* _The exercise_
Select lines where the word "elephant" appears.
▶
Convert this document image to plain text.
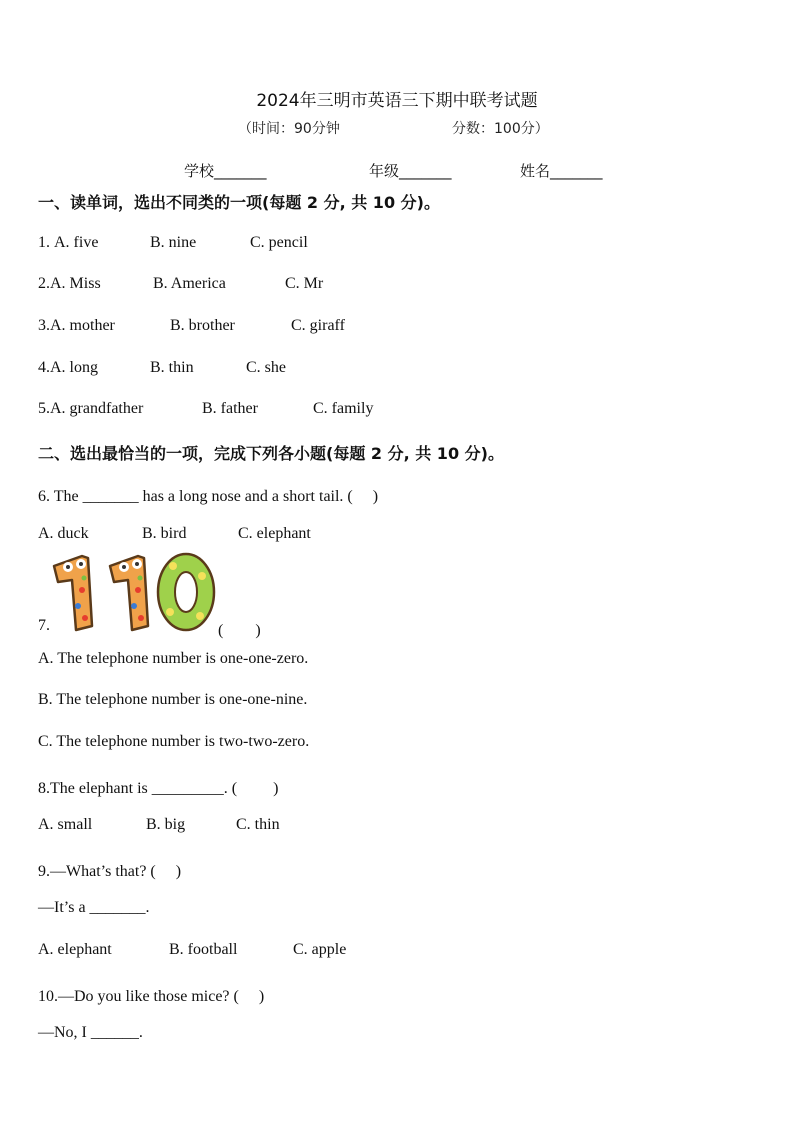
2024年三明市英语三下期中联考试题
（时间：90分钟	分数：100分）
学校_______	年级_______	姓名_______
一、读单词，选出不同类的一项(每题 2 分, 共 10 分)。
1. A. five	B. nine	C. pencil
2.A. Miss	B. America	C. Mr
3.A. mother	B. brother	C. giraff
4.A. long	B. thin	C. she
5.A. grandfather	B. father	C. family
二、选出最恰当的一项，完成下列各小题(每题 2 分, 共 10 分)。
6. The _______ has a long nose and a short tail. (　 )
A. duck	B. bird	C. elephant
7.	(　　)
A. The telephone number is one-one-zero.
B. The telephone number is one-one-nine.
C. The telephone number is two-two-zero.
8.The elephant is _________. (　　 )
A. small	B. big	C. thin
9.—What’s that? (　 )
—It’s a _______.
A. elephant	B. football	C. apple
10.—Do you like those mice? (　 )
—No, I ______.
◀
▶
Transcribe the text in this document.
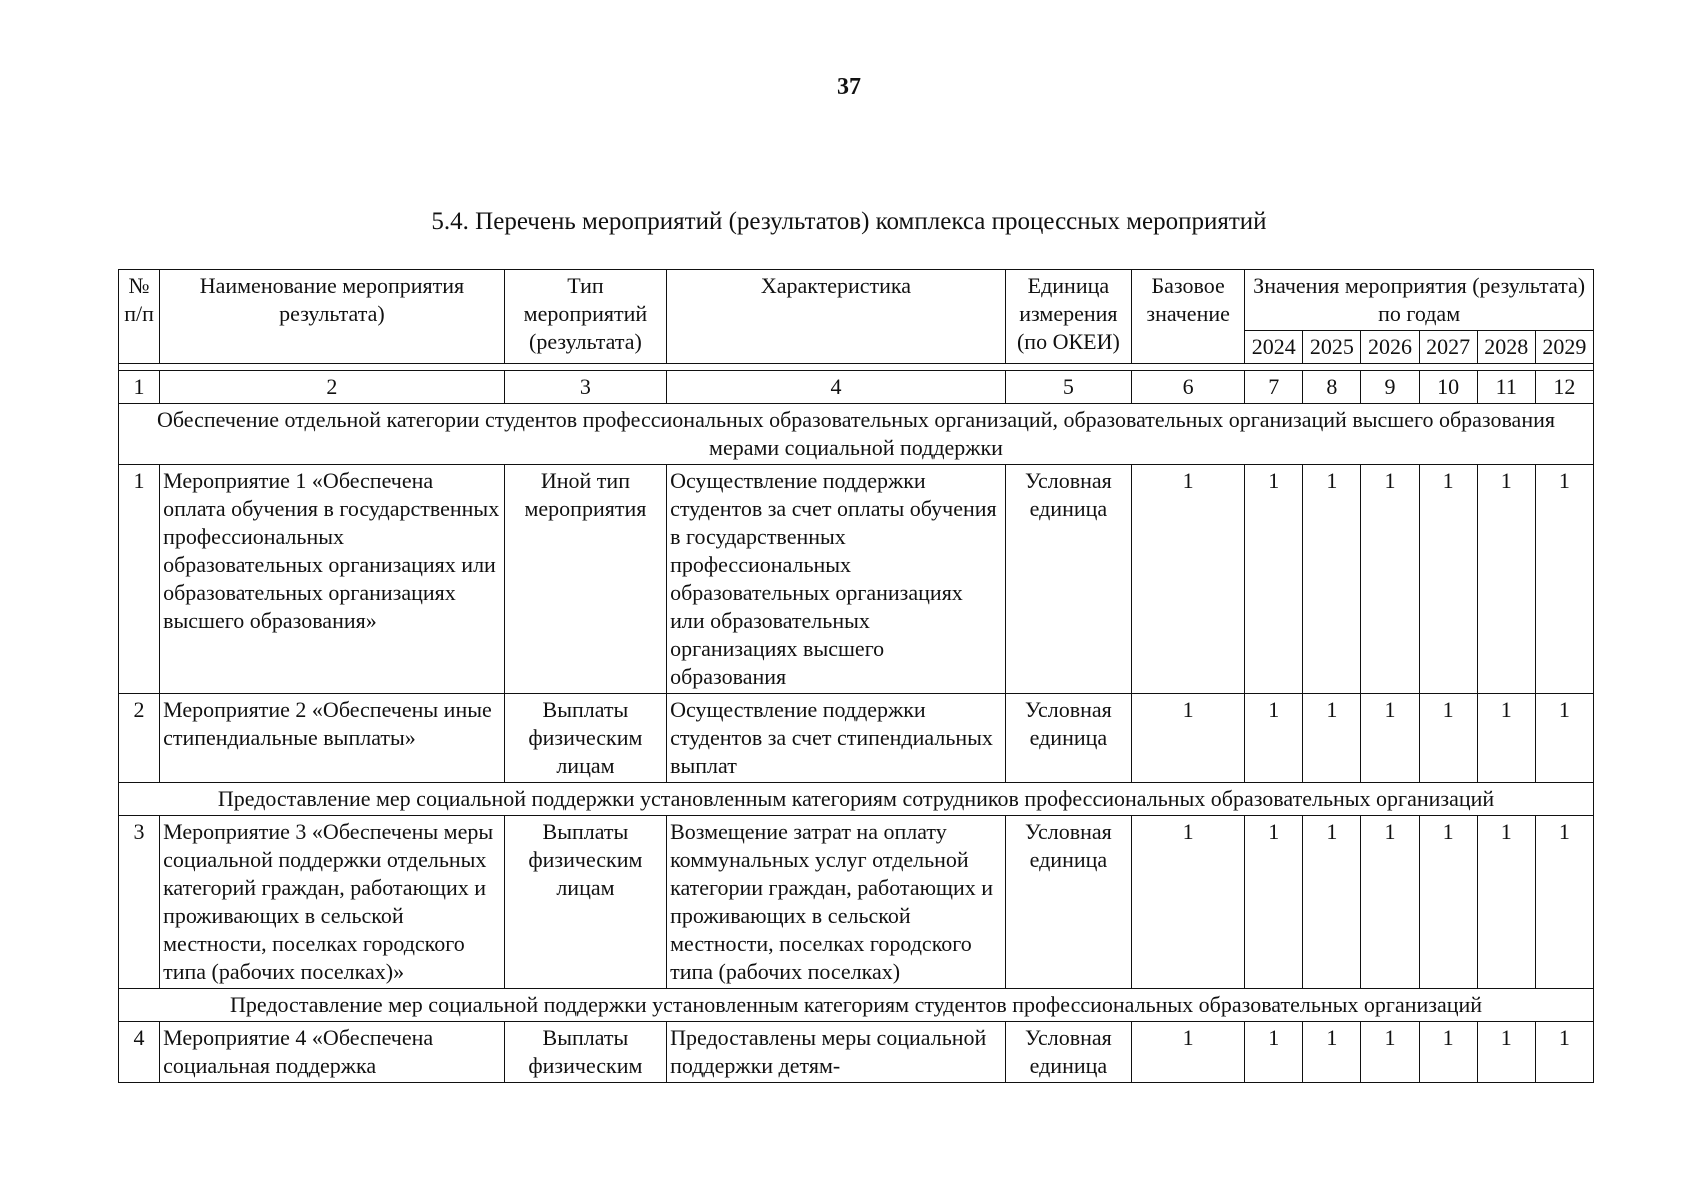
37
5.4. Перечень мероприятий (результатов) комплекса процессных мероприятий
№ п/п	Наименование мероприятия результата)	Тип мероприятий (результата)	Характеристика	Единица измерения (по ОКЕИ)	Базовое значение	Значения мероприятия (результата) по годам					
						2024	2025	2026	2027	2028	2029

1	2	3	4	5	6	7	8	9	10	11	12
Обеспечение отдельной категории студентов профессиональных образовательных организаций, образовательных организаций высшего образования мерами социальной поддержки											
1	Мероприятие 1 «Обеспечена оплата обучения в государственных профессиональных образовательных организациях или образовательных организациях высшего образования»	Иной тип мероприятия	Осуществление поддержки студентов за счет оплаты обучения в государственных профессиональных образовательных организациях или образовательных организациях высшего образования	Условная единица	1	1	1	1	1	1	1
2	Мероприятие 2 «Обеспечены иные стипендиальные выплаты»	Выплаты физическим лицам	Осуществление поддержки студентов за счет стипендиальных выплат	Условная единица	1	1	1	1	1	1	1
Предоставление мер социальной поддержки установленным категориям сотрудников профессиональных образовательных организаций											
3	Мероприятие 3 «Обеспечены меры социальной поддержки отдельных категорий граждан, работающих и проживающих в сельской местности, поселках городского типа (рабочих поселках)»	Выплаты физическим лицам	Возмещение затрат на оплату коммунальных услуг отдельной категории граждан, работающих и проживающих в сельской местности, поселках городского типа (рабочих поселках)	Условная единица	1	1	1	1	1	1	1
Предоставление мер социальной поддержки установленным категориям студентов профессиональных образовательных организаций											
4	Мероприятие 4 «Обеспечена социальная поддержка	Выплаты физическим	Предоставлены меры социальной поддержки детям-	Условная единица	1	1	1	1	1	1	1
◀
* _Response_
A. duck	B. bird	C. elephant
8.The elephant is _________. (　　 )
A. elephant	B. football	C. apple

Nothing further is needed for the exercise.